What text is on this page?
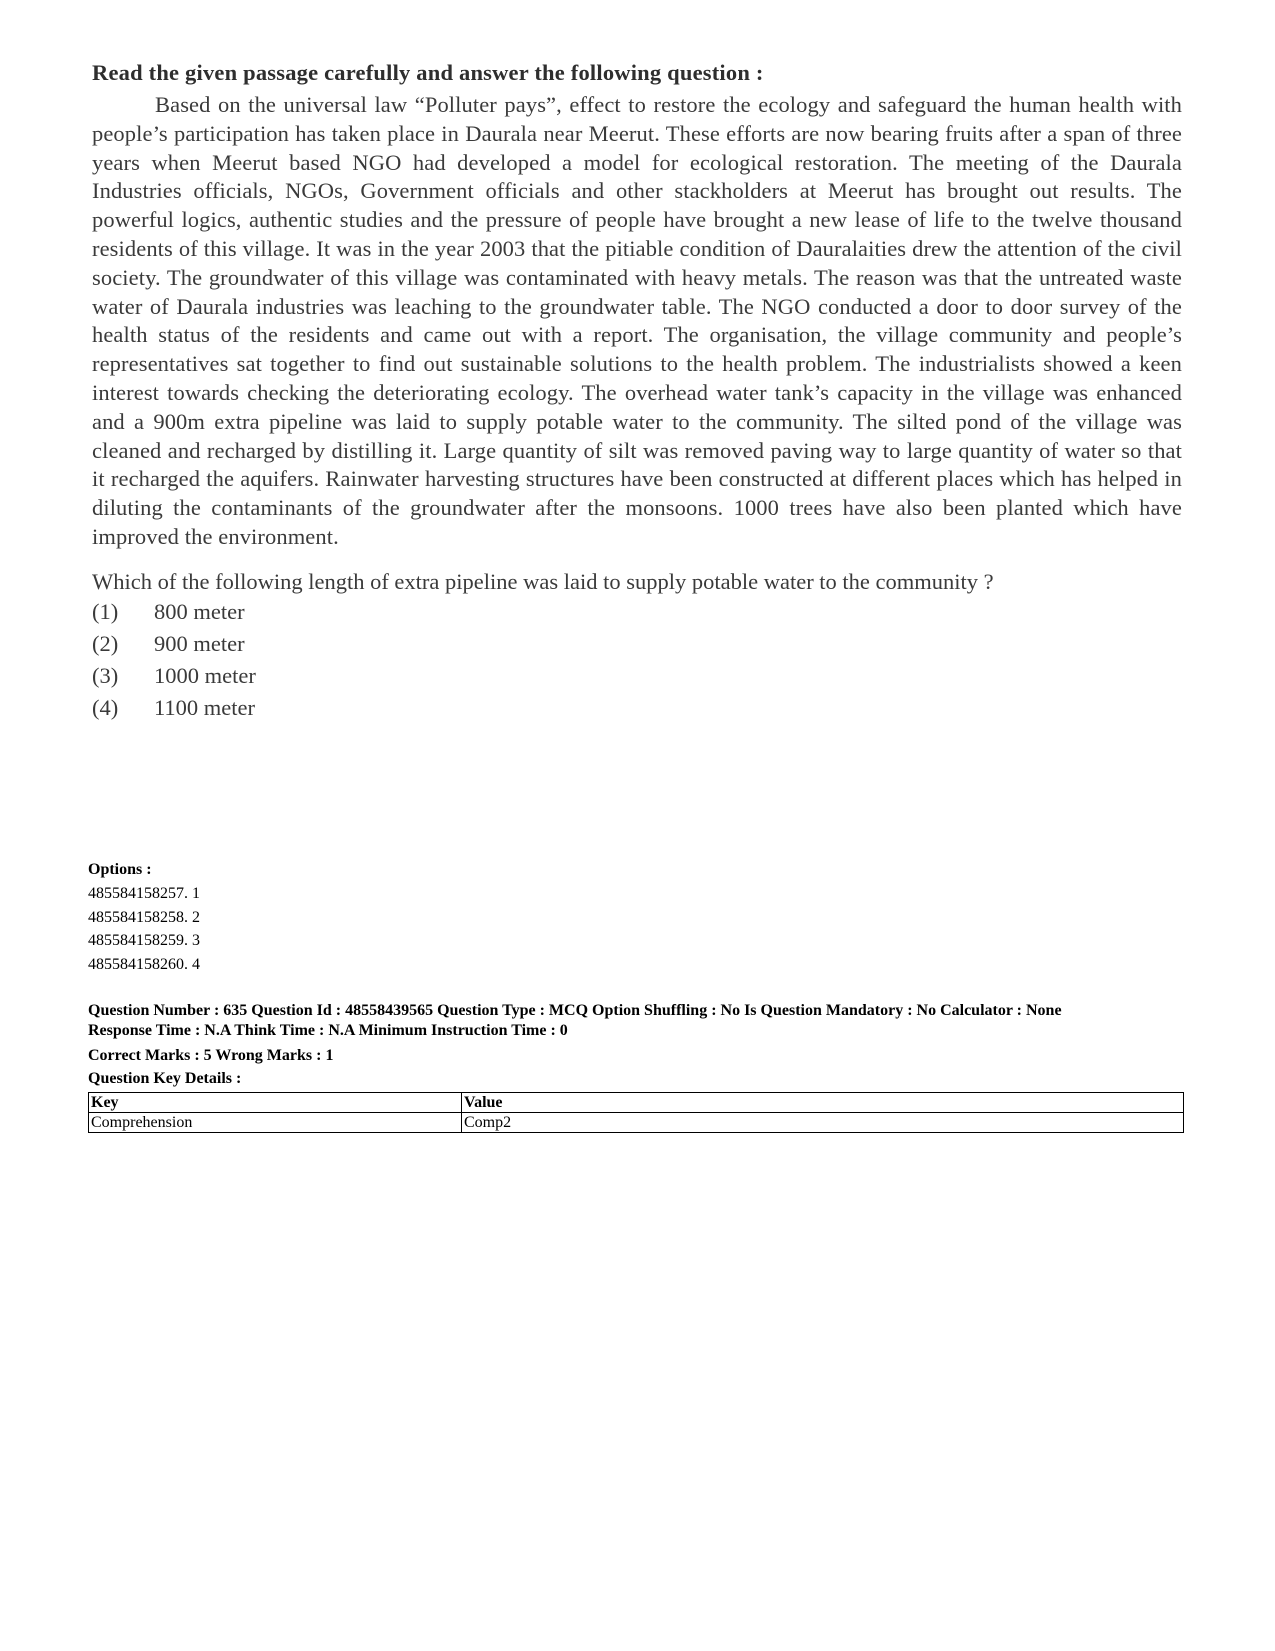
Read the given passage carefully and answer the following question :

Based on the universal law “Polluter pays”, effect to restore the ecology and safeguard the human health with people’s participation has taken place in Daurala near Meerut. These efforts are now bearing fruits after a span of three years when Meerut based NGO had developed a model for ecological restoration. The meeting of the Daurala Industries officials, NGOs, Government officials and other stackholders at Meerut has brought out results. The powerful logics, authentic studies and the pressure of people have brought a new lease of life to the twelve thousand residents of this village. It was in the year 2003 that the pitiable condition of Dauralaities drew the attention of the civil society. The groundwater of this village was contaminated with heavy metals. The reason was that the untreated waste water of Daurala industries was leaching to the groundwater table. The NGO conducted a door to door survey of the health status of the residents and came out with a report. The organisation, the village community and people’s representatives sat together to find out sustainable solutions to the health problem. The industrialists showed a keen interest towards checking the deteriorating ecology. The overhead water tank’s capacity in the village was enhanced and a 900m extra pipeline was laid to supply potable water to the community. The silted pond of the village was cleaned and recharged by distilling it. Large quantity of silt was removed paving way to large quantity of water so that it recharged the aquifers. Rainwater harvesting structures have been constructed at different places which has helped in diluting the contaminants of the groundwater after the monsoons. 1000 trees have also been planted which have improved the environment.

Which of the following length of extra pipeline was laid to supply potable water to the community ?
(1) 800 meter
(2) 900 meter
(3) 1000 meter
(4) 1100 meter
Options :
485584158257. 1
485584158258. 2
485584158259. 3
485584158260. 4
Question Number : 635 Question Id : 48558439565 Question Type : MCQ Option Shuffling : No Is Question Mandatory : No Calculator : None
Response Time : N.A Think Time : N.A Minimum Instruction Time : 0
Correct Marks : 5 Wrong Marks : 1
Question Key Details :
Key	Value
Comprehension	Comp2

+ + +

Exercise: Return all of the entries word for word, but omit the pictures.

The completed task:
What text is on this page?
Read the given passage carefully and answer the following question :

Based on the universal law “Polluter pays”, effect to restore the ecology and safeguard the human health with people’s participation has taken place in Daurala near Meerut. These efforts are now bearing fruits after a span of three years when Meerut based NGO had developed a model for ecological restoration. The meeting of the Daurala Industries officials, NGOs, Government officials and other stackholders at Meerut has brought out results. The powerful logics, authentic studies and the pressure of people have brought a new lease of life to the twelve thousand residents of this village. It was in the year 2003 that the pitiable condition of Dauralaities drew the attention of the civil society. The groundwater of this village was contaminated with heavy metals. The reason was that the untreated waste water of Daurala industries was leaching to the groundwater table. The NGO conducted a door to door survey of the health status of the residents and came out with a report. The organisation, the village community and people’s representatives sat together to find out sustainable solutions to the health problem. The industrialists showed a keen interest towards checking the deteriorating ecology. The overhead water tank’s capacity in the village was enhanced and a 900m extra pipeline was laid to supply potable water to the community. The silted pond of the village was cleaned and recharged by distilling it. Large quantity of silt was removed paving way to large quantity of water so that it recharged the aquifers. Rainwater harvesting structures have been constructed at different places which has helped in diluting the contaminants of the groundwater after the monsoons. 1000 trees have also been planted which have improved the environment.

Which of the following length of extra pipeline was laid to supply potable water to the community ?
(1) 800 meter
(2) 900 meter
(3) 1000 meter
(4) 1100 meter
Options :
485584158257. 1
485584158258. 2
485584158259. 3
485584158260. 4
Question Number : 635 Question Id : 48558439565 Question Type : MCQ Option Shuffling : No Is Question Mandatory : No Calculator : None
Response Time : N.A Think Time : N.A Minimum Instruction Time : 0
Correct Marks : 5 Wrong Marks : 1
Question Key Details :
Key	Value
Comprehension	Comp2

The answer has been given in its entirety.